▸ Work to be completed
Transcribe the records below exactly as they appear, omitting any pictures.

--- Begin ---

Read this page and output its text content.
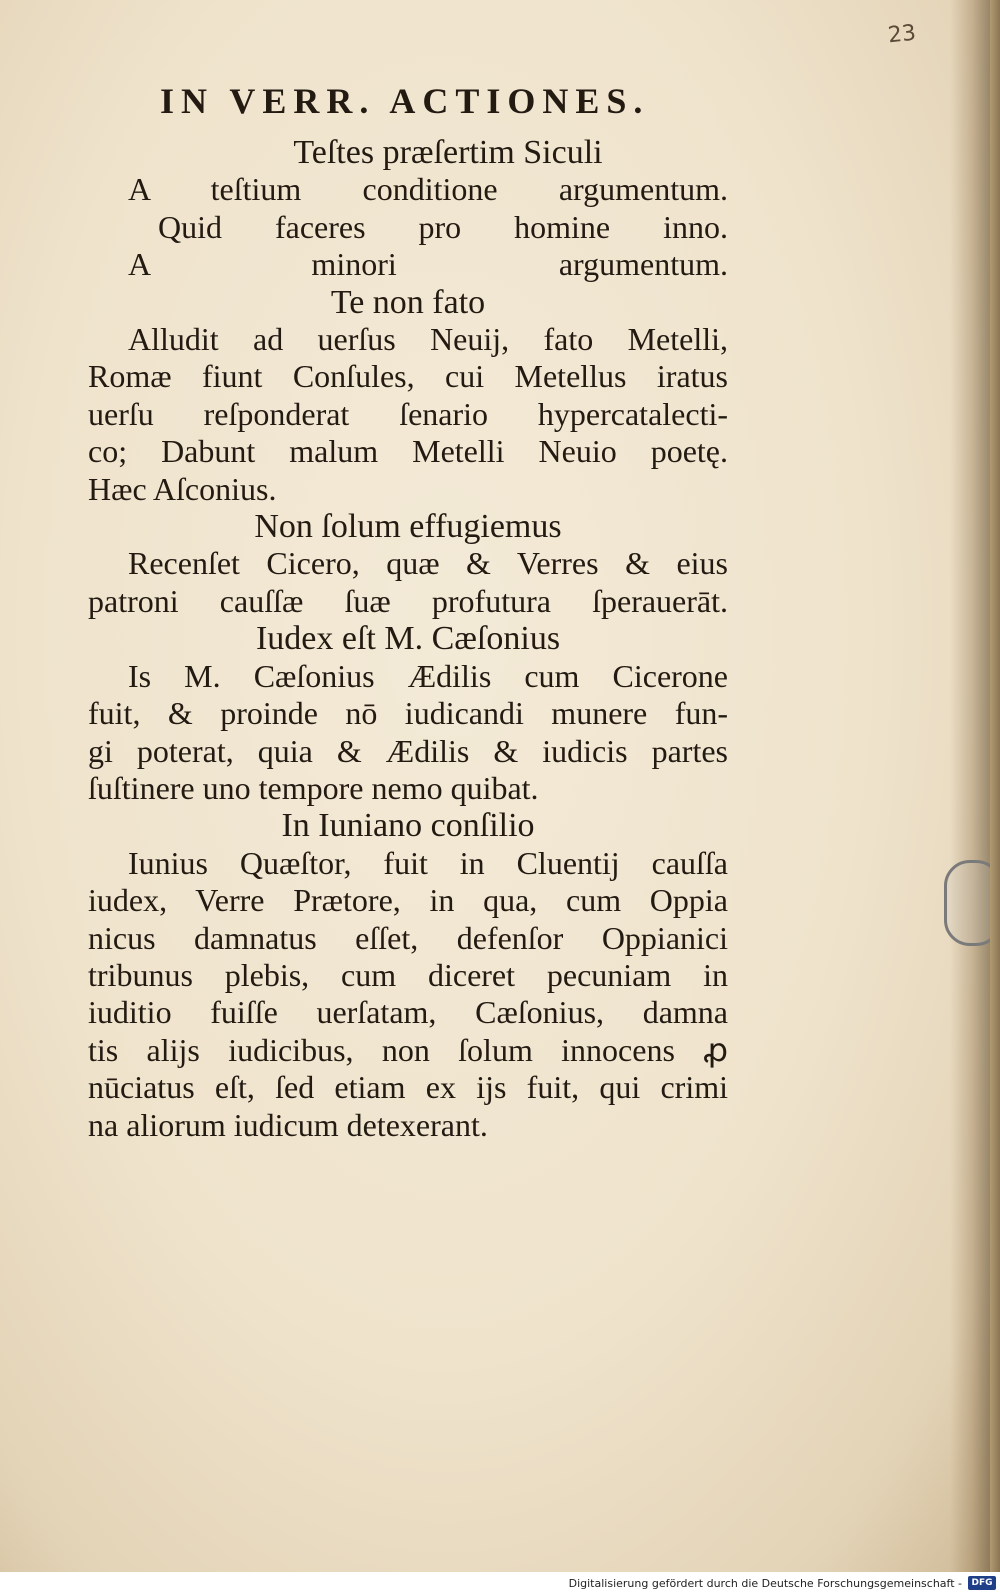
23
IN VERR. ACTIONES.
Teſtes præſertim Siculi
A teſtium conditione argumentum.
Quid faceres pro homine inno.
A minori argumentum.
Te non fato
Alludit ad uerſus Neuij, fato Metelli,
Romæ fiunt Conſules, cui Metellus iratus
uerſu reſponderat ſenario hypercatalecti-
co; Dabunt malum Metelli Neuio poetę.
Hæc Aſconius.
Non ſolum effugiemus
Recenſet Cicero, quæ & Verres & eius
patroni cauſſæ ſuæ profutura ſperauerāt.
Iudex eſt M. Cæſonius
Is M. Cæſonius Ædilis cum Cicerone
fuit, & proinde nō iudicandi munere fun-
gi poterat, quia & Ædilis & iudicis partes
ſuſtinere uno tempore nemo quibat.
In Iuniano conſilio
Iunius Quæſtor, fuit in Cluentij cauſſa
iudex, Verre Prætore, in qua, cum Oppia
nicus damnatus eſſet, defenſor Oppianici
tribunus plebis, cum diceret pecuniam in
iuditio fuiſſe uerſatam, Cæſonius, damna
tis alijs iudicibus, non ſolum innocens ꝓ
nūciatus eſt, ſed etiam ex ijs fuit, qui crimi
na aliorum iudicum detexerant.
Digitalisierung gefördert durch die Deutsche Forschungsgemeinschaft -	DFG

--- End ---

▸ Output of the exercise
Read this page and output its text content.
23
IN VERR. ACTIONES.
Teſtes præſertim Siculi
A teſtium conditione argumentum.
Quid faceres pro homine inno.
A minori argumentum.
Te non fato
Alludit ad uerſus Neuij, fato Metelli,
Romæ fiunt Conſules, cui Metellus iratus
uerſu reſponderat ſenario hypercatalecti-
co; Dabunt malum Metelli Neuio poetę.
Hæc Aſconius.
Non ſolum effugiemus
Recenſet Cicero, quæ & Verres & eius
patroni cauſſæ ſuæ profutura ſperauerāt.
Iudex eſt M. Cæſonius
Is M. Cæſonius Ædilis cum Cicerone
fuit, & proinde nō iudicandi munere fun-
gi poterat, quia & Ædilis & iudicis partes
ſuſtinere uno tempore nemo quibat.
In Iuniano conſilio
Iunius Quæſtor, fuit in Cluentij cauſſa
iudex, Verre Prætore, in qua, cum Oppia
nicus damnatus eſſet, defenſor Oppianici
tribunus plebis, cum diceret pecuniam in
iuditio fuiſſe uerſatam, Cæſonius, damna
tis alijs iudicibus, non ſolum innocens ꝓ
nūciatus eſt, ſed etiam ex ijs fuit, qui crimi
na aliorum iudicum detexerant.
Digitalisierung gefördert durch die Deutsche Forschungsgemeinschaft -	DFG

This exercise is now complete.